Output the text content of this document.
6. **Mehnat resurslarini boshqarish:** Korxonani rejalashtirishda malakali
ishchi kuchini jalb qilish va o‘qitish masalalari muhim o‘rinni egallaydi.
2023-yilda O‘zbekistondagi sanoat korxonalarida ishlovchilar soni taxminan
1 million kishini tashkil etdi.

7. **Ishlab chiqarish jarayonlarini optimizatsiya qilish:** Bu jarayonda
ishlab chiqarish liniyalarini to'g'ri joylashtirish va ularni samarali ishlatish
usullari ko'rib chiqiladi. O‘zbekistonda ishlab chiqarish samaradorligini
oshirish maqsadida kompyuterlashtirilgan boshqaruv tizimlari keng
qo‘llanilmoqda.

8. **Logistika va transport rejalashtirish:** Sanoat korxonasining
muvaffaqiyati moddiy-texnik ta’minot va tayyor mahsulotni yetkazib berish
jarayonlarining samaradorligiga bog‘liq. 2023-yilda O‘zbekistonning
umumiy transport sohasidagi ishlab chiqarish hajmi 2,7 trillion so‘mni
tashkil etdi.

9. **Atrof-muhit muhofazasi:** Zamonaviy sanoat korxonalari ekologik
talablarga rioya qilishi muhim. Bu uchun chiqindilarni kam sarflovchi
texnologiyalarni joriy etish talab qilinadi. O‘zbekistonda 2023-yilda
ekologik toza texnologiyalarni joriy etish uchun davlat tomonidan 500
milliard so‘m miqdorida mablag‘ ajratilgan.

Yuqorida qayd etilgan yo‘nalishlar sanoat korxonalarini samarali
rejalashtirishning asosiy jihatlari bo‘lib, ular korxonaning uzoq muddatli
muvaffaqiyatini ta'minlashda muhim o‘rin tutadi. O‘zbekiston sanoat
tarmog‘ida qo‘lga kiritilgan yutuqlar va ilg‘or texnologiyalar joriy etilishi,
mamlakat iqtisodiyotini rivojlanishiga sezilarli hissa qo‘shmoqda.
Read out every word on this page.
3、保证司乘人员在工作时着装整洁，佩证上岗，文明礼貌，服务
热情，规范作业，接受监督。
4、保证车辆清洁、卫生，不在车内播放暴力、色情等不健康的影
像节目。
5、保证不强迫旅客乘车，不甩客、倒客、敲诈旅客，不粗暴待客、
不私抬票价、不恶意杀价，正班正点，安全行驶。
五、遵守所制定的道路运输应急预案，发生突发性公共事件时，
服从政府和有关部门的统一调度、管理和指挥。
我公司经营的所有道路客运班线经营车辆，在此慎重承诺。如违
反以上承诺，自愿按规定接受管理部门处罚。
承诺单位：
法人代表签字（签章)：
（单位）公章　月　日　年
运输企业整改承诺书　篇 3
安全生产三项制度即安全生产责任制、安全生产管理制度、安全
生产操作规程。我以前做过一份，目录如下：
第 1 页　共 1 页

● TASK DETAILS: Output each entry precisely as given.

● EXERCISE RESPONSE:
Output the text content of this document.
6. **Mehnat resurslarini boshqarish:** Korxonani rejalashtirishda malakali
ishchi kuchini jalb qilish va o‘qitish masalalari muhim o‘rinni egallaydi.
2023-yilda O‘zbekistondagi sanoat korxonalarida ishlovchilar soni taxminan
1 million kishini tashkil etdi.

7. **Ishlab chiqarish jarayonlarini optimizatsiya qilish:** Bu jarayonda
ishlab chiqarish liniyalarini to'g'ri joylashtirish va ularni samarali ishlatish
usullari ko'rib chiqiladi. O‘zbekistonda ishlab chiqarish samaradorligini
oshirish maqsadida kompyuterlashtirilgan boshqaruv tizimlari keng
qo‘llanilmoqda.

8. **Logistika va transport rejalashtirish:** Sanoat korxonasining
muvaffaqiyati moddiy-texnik ta’minot va tayyor mahsulotni yetkazib berish
jarayonlarining samaradorligiga bog‘liq. 2023-yilda O‘zbekistonning
umumiy transport sohasidagi ishlab chiqarish hajmi 2,7 trillion so‘mni
tashkil etdi.

9. **Atrof-muhit muhofazasi:** Zamonaviy sanoat korxonalari ekologik
talablarga rioya qilishi muhim. Bu uchun chiqindilarni kam sarflovchi
texnologiyalarni joriy etish talab qilinadi. O‘zbekistonda 2023-yilda
ekologik toza texnologiyalarni joriy etish uchun davlat tomonidan 500
milliard so‘m miqdorida mablag‘ ajratilgan.

Yuqorida qayd etilgan yo‘nalishlar sanoat korxonalarini samarali
rejalashtirishning asosiy jihatlari bo‘lib, ular korxonaning uzoq muddatli
muvaffaqiyatini ta'minlashda muhim o‘rin tutadi. O‘zbekiston sanoat
tarmog‘ida qo‘lga kiritilgan yutuqlar va ilg‘or texnologiyalar joriy etilishi,
mamlakat iqtisodiyotini rivojlanishiga sezilarli hissa qo‘shmoqda.
Read out every word on this page.
3、保证司乘人员在工作时着装整洁，佩证上岗，文明礼貌，服务
热情，规范作业，接受监督。
4、保证车辆清洁、卫生，不在车内播放暴力、色情等不健康的影
像节目。
5、保证不强迫旅客乘车，不甩客、倒客、敲诈旅客，不粗暴待客、
不私抬票价、不恶意杀价，正班正点，安全行驶。
五、遵守所制定的道路运输应急预案，发生突发性公共事件时，
服从政府和有关部门的统一调度、管理和指挥。
我公司经营的所有道路客运班线经营车辆，在此慎重承诺。如违
反以上承诺，自愿按规定接受管理部门处罚。
承诺单位：
法人代表签字（签章)：
（单位）公章　月　日　年
运输企业整改承诺书　篇 3
安全生产三项制度即安全生产责任制、安全生产管理制度、安全
生产操作规程。我以前做过一份，目录如下：
第 1 页　共 1 页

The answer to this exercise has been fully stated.